(Collected data entries)
--- START ---

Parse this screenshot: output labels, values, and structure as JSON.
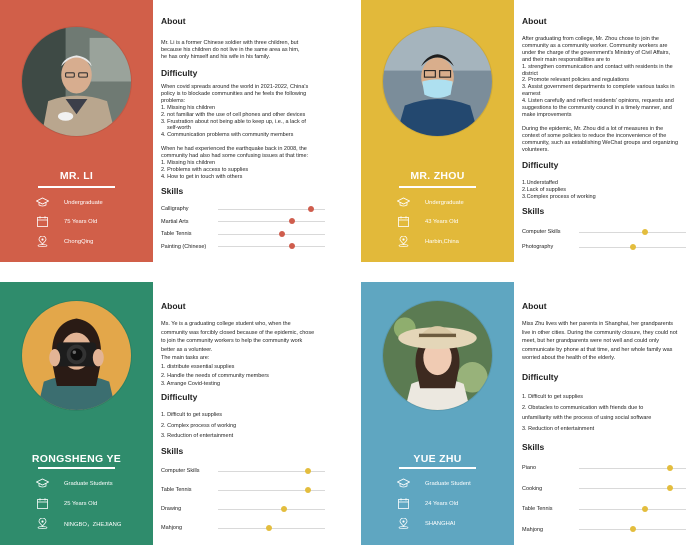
{
  "colors": {
    "red": "#d15f49",
    "yellow": "#e2b93a",
    "green": "#2f8c6c",
    "blue": "#5fa6c1",
    "dot_red": "#cf5d4d",
    "dot_yellow": "#e3bd3d"
  },
  "cards": [
    {
      "name": "MR. LI",
      "info": {
        "education": "Undergraduate",
        "age": "75 Years Old",
        "location": "ChongQing"
      },
      "about_heading": "About",
      "about": [
        "Mr. Li is a former Chinese soldier with three children, but",
        "because his children do not live in the same area as him,",
        "he has only himself and his wife in his family."
      ],
      "difficulty_heading": "Difficulty",
      "difficulty": [
        "When covid spreads around the world in 2021-2022, China's",
        "policy is to blockade communities and he feels the following",
        "problems:",
        "1. Missing his children",
        "2. not familiar with the use of cell phones and other devices",
        "3. Frustration about not being able to keep up, i.e., a lack of",
        "   self-worth",
        "4. Communication problems with community members",
        "",
        "When he had experienced the earthquake back in 2008, the",
        "community had also had some confusing issues at that time:",
        "1. Missing his children",
        "2. Problems with access to supplies",
        "4. How to get in touch with others"
      ],
      "skills_heading": "Skills",
      "skills": [
        {
          "label": "Calligraphy",
          "level": 0.87
        },
        {
          "label": "Martial Arts",
          "level": 0.69
        },
        {
          "label": "Table Tennis",
          "level": 0.6
        },
        {
          "label": "Painting (Chinese)",
          "level": 0.69
        }
      ]
    },
    {
      "name": "MR. ZHOU",
      "info": {
        "education": "Undergraduate",
        "age": "43 Years Old",
        "location": "Harbin,China"
      },
      "about_heading": "About",
      "about": [
        "After graduating from college, Mr. Zhou chose to join the",
        "community as a community worker. Community workers are",
        "under the charge of the government's Ministry of Civil Affairs,",
        "and their main responsibilities are to",
        "1. strengthen communication and contact with residents in the",
        "district",
        "2. Promote relevant policies and regulations",
        "3. Assist government departments to complete various tasks in",
        "earnest",
        "4. Listen carefully and reflect residents' opinions, requests and",
        "suggestions to the community council in a timely manner, and",
        "make improvements",
        "",
        "During the epidemic, Mr. Zhou did a lot of measures in the",
        "context of some policies to reduce the inconvenience of the",
        "community, such as establishing WeChat groups and organizing",
        "volunteers."
      ],
      "difficulty_heading": "Difficulty",
      "difficulty": [
        "1.Understaffed",
        "2.Lack of supplies",
        "3.Complex process of working"
      ],
      "skills_heading": "Skills",
      "skills": [
        {
          "label": "Computer Skills",
          "level": 0.62
        },
        {
          "label": "Photography",
          "level": 0.5
        }
      ]
    },
    {
      "name": "RONGSHENG YE",
      "info": {
        "education": "Graduate Students",
        "age": "25 Years Old",
        "location": "NINGBO，ZHEJIANG"
      },
      "about_heading": "About",
      "about": [
        "Ms. Ye is a graduating college student who, when the",
        "community was forcibly closed because of the epidemic, chose",
        "to join the community workers to help the community work",
        "better as a volunteer.",
        "The main tasks are:",
        "1. distribute essential supplies",
        "2. Handle the needs of community members",
        "3. Arrange Covid-testing"
      ],
      "difficulty_heading": "Difficulty",
      "difficulty": [
        "1. Difficult to get supplies",
        "2. Complex process of working",
        "3. Reduction of entertainment"
      ],
      "skills_heading": "Skills",
      "skills": [
        {
          "label": "Computer Skills",
          "level": 0.84
        },
        {
          "label": "Table Tennis",
          "level": 0.84
        },
        {
          "label": "Drawing",
          "level": 0.62
        },
        {
          "label": "Mahjong",
          "level": 0.48
        }
      ]
    },
    {
      "name": "YUE ZHU",
      "info": {
        "education": "Graduate Student",
        "age": "24 Years Old",
        "location": "SHANGHAI"
      },
      "about_heading": "About",
      "about": [
        "Miss Zhu lives with her parents in Shanghai, her grandparents",
        "live in other cities. During the community closure, they could not",
        "meet, but her grandparents were not well and could only",
        "communicate by phone at that time, and her whole family was",
        "worried about the health of the elderly."
      ],
      "difficulty_heading": "Difficulty",
      "difficulty": [
        "1. Difficult to get supplies",
        "2. Obstacles to communication with friends due to",
        "unfamiliarity with the process of using social software",
        "3. Reduction of entertainment"
      ],
      "skills_heading": "Skills",
      "skills": [
        {
          "label": "Piano",
          "level": 0.85
        },
        {
          "label": "Cooking",
          "level": 0.85
        },
        {
          "label": "Table Tennis",
          "level": 0.62
        },
        {
          "label": "Mahjong",
          "level": 0.5
        }
      ]
    }
  ]
}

--- END ---

State how many lines of the listing above hold the word "children", with nothing but the number.

4